SHORT EXERCISE - Write out each line in which the string "this" is present.

SOURCE DATA -
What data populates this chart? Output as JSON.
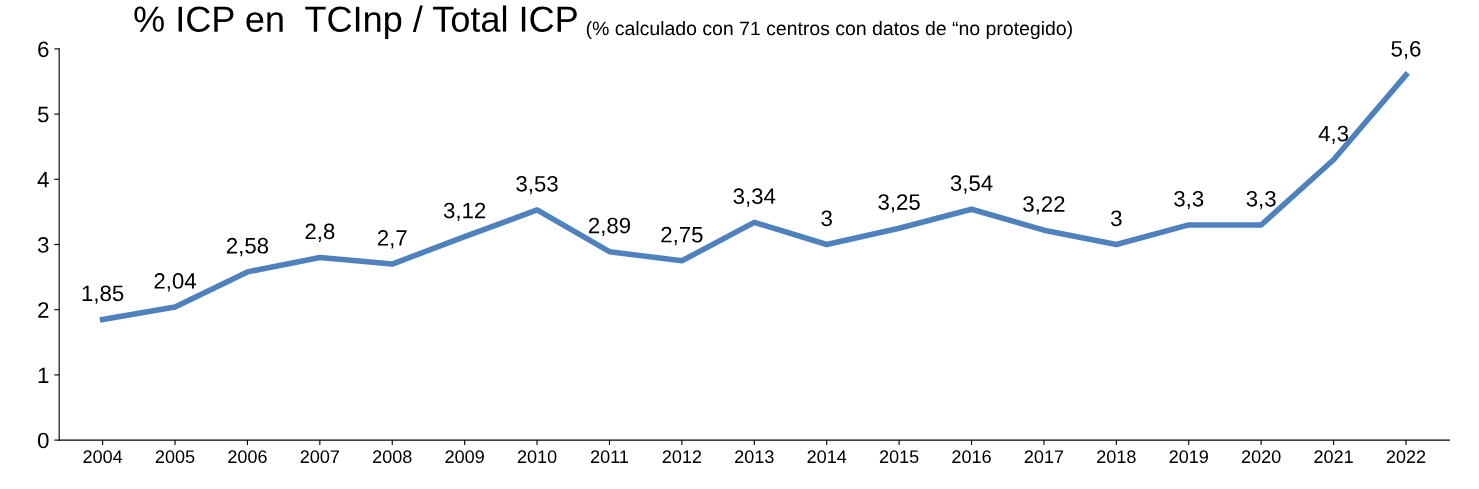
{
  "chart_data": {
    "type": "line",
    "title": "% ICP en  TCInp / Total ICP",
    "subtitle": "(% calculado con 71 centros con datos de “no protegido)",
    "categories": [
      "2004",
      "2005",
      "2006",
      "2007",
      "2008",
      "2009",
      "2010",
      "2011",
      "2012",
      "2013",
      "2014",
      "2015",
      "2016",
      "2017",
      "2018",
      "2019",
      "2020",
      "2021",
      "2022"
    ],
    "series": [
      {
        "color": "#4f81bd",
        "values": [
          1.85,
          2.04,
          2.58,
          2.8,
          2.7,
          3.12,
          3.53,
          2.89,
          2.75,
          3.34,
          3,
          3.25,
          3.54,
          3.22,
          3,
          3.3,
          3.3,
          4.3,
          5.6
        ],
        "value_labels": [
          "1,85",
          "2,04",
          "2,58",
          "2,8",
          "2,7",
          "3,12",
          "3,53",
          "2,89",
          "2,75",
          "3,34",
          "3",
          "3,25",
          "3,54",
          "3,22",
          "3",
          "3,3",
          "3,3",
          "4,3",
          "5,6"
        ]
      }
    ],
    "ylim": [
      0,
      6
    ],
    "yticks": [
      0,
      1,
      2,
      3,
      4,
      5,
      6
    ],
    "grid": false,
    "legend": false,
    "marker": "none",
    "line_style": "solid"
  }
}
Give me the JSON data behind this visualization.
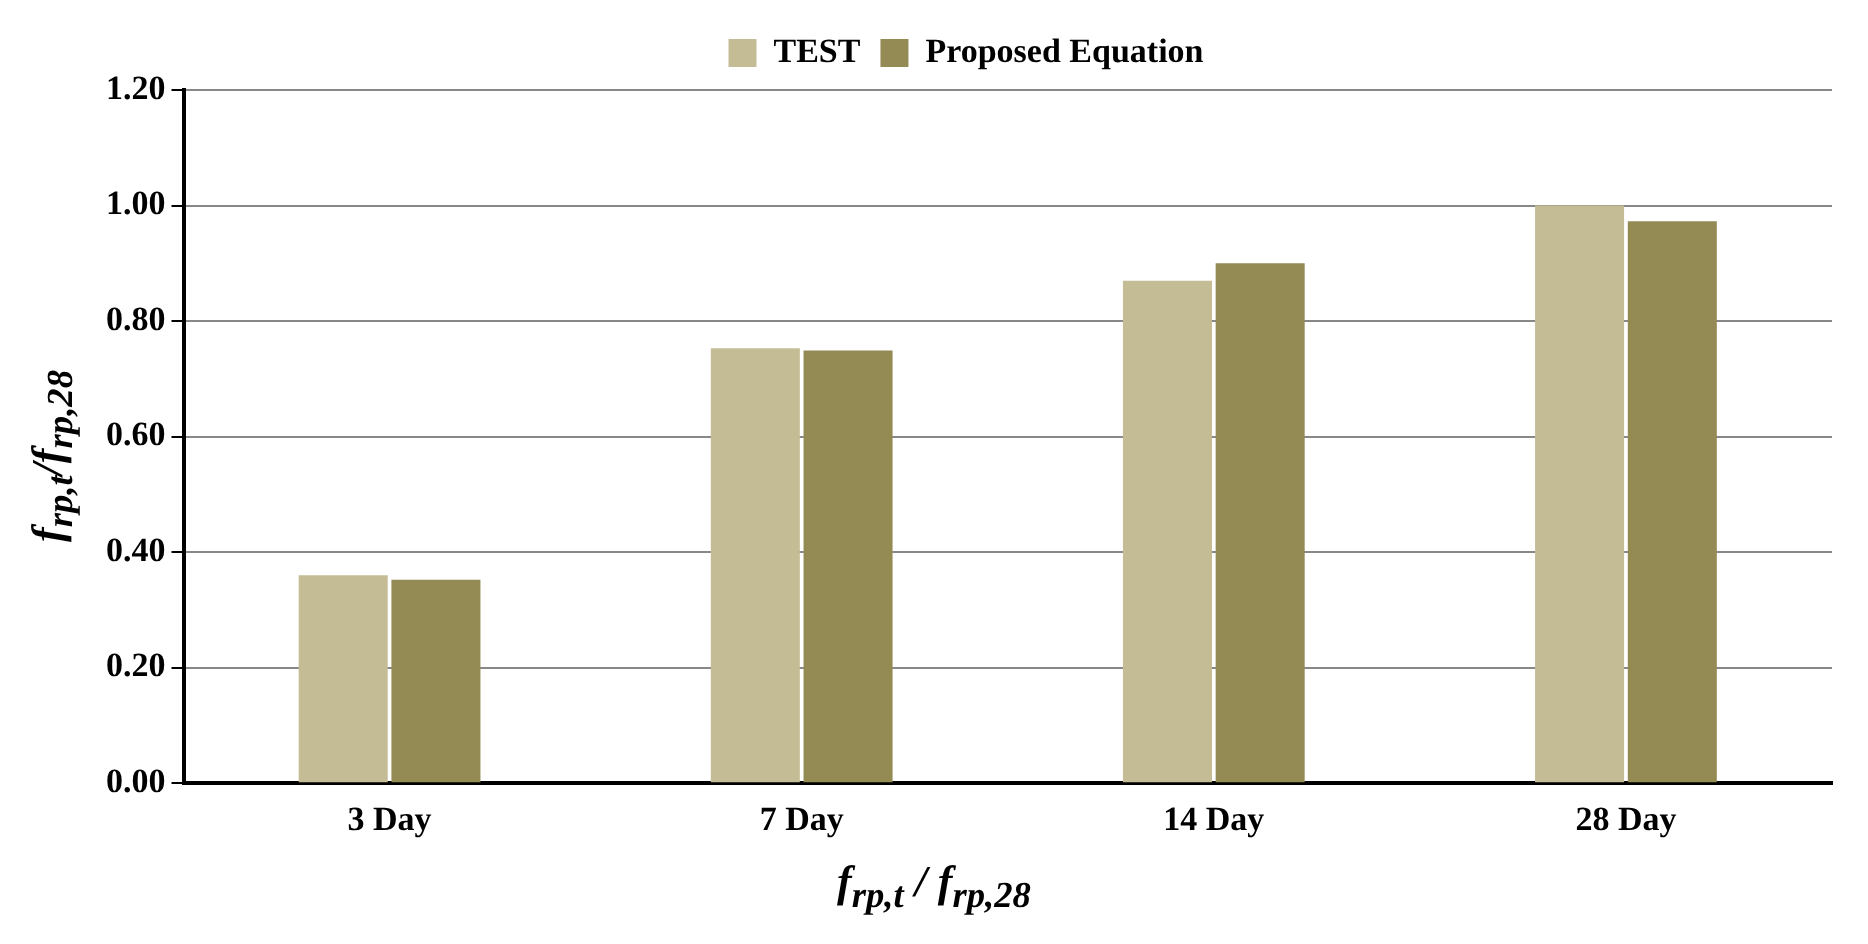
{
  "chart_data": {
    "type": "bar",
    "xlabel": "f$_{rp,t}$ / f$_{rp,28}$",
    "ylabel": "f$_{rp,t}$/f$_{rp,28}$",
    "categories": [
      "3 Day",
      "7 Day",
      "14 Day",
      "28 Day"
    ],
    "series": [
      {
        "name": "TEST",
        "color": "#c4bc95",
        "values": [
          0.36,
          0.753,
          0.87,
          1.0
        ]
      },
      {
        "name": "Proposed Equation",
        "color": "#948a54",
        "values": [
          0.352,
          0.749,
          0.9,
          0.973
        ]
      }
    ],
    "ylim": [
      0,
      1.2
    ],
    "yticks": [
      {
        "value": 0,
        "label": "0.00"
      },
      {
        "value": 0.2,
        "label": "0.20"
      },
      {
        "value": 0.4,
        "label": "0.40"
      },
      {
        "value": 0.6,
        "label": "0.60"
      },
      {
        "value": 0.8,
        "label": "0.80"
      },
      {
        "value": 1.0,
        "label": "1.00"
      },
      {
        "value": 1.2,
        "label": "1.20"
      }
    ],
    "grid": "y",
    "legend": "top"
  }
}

==

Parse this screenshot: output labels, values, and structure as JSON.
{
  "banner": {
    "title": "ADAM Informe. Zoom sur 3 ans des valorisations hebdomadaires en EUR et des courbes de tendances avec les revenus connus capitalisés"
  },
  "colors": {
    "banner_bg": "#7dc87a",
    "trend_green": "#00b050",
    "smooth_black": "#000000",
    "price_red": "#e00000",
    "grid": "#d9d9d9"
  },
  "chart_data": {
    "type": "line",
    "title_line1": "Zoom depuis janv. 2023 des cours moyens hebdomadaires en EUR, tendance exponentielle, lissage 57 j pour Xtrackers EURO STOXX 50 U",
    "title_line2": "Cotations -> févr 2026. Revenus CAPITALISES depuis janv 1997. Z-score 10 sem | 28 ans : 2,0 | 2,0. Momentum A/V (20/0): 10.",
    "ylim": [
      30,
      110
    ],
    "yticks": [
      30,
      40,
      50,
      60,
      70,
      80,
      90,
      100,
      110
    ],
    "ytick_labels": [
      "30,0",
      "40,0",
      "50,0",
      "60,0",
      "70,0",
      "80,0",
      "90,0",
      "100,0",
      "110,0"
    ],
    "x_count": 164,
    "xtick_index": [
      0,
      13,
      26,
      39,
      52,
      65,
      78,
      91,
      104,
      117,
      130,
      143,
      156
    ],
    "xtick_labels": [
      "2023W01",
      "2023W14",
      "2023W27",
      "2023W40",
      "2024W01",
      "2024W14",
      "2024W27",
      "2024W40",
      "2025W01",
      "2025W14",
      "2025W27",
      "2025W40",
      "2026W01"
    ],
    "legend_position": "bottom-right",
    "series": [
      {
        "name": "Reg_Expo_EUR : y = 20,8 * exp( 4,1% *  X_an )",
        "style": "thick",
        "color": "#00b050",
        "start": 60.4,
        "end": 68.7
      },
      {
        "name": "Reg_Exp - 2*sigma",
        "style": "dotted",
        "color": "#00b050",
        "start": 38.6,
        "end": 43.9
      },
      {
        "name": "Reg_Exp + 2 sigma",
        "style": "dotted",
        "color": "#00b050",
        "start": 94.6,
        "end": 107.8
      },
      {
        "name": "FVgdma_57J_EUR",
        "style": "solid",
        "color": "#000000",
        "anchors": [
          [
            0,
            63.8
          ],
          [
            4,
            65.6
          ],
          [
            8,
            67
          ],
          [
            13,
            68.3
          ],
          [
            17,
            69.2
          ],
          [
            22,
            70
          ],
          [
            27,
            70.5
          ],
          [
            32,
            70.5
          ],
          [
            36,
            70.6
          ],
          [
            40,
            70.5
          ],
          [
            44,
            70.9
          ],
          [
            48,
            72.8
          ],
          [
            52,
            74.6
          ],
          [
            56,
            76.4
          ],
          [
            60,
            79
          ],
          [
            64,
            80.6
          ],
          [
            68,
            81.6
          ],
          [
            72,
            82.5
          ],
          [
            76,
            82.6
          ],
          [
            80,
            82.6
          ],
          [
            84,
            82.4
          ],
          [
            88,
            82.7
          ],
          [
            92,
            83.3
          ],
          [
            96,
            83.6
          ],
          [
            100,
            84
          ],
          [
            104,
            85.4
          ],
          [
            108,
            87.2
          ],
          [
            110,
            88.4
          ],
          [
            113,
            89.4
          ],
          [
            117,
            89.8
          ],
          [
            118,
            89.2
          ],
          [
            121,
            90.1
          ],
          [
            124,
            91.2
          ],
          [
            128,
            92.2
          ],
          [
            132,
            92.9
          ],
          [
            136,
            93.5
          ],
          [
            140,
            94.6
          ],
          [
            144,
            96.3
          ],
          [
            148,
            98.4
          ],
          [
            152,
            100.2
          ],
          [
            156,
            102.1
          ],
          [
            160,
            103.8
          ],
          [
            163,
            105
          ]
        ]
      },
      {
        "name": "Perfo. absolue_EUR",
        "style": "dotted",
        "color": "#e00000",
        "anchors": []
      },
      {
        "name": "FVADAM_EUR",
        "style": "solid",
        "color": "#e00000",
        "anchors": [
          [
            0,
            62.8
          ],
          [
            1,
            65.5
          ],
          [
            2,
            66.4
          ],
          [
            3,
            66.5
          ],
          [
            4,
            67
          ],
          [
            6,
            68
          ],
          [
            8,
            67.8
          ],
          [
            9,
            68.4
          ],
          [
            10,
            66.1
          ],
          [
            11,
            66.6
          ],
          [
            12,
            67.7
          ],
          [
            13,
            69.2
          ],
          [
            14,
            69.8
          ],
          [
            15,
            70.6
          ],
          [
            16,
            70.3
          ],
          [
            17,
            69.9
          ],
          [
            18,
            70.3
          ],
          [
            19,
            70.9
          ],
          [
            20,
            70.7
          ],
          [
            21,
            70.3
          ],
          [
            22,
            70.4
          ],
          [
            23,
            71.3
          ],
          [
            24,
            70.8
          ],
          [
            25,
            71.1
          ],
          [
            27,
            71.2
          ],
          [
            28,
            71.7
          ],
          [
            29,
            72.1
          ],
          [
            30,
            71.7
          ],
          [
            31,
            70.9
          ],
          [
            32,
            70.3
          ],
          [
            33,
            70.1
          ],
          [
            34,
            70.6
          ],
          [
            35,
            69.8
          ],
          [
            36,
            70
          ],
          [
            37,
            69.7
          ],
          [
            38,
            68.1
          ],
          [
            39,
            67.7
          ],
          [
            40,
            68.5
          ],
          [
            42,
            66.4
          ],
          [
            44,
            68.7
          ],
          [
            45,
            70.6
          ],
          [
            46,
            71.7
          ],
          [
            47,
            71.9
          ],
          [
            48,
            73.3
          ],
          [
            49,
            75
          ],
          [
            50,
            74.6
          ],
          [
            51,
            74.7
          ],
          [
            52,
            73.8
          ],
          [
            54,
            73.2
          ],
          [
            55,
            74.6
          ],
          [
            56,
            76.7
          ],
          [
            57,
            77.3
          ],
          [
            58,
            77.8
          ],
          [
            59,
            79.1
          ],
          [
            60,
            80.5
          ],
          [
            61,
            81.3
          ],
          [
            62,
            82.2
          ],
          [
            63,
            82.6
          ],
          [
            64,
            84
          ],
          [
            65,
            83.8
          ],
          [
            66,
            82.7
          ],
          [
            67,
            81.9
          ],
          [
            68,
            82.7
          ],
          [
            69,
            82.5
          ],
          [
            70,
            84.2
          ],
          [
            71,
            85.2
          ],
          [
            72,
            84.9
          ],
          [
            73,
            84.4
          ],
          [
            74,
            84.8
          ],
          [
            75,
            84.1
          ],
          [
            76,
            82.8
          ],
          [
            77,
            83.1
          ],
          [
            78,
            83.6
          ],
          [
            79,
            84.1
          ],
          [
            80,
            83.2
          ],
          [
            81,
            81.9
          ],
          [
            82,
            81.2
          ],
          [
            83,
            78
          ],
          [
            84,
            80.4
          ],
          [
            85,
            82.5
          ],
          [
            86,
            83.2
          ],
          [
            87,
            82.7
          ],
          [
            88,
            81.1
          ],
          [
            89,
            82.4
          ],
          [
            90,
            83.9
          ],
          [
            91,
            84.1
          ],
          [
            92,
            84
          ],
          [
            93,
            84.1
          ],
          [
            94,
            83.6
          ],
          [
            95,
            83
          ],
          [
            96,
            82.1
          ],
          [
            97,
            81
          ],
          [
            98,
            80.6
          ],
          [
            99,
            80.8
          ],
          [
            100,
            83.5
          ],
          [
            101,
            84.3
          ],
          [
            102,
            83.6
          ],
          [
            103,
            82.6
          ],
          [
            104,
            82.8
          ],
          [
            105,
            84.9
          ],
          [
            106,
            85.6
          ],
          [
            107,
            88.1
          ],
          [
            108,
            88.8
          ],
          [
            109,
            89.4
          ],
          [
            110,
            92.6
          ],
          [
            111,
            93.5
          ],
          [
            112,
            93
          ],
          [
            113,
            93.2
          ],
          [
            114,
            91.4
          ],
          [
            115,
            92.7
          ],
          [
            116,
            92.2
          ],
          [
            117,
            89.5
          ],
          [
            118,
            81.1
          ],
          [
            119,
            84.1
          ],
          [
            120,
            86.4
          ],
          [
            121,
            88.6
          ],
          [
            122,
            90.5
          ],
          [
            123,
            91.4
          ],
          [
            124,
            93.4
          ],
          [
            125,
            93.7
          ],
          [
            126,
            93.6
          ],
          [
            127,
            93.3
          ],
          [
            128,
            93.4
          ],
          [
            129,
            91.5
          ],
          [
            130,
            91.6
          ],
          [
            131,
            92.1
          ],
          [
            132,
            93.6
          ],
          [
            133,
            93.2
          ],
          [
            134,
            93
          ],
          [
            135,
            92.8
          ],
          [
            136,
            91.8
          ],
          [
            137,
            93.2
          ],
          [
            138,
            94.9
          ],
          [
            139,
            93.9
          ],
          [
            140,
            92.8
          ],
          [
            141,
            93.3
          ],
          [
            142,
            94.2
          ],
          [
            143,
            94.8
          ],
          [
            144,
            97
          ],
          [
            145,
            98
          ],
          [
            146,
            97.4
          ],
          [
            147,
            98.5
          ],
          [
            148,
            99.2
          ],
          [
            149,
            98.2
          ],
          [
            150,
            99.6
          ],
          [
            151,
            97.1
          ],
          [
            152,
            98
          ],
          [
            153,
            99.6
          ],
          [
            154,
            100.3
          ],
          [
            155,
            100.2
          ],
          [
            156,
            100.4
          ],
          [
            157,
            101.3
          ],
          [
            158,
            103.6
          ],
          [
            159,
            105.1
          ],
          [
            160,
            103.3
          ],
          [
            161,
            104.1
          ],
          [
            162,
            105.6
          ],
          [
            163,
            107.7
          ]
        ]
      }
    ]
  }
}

OUTPUT BELOW -
What data populates this chart? Output as JSON.
Give me the JSON data behind this visualization.
Parse this screenshot: output labels, values, and structure as JSON.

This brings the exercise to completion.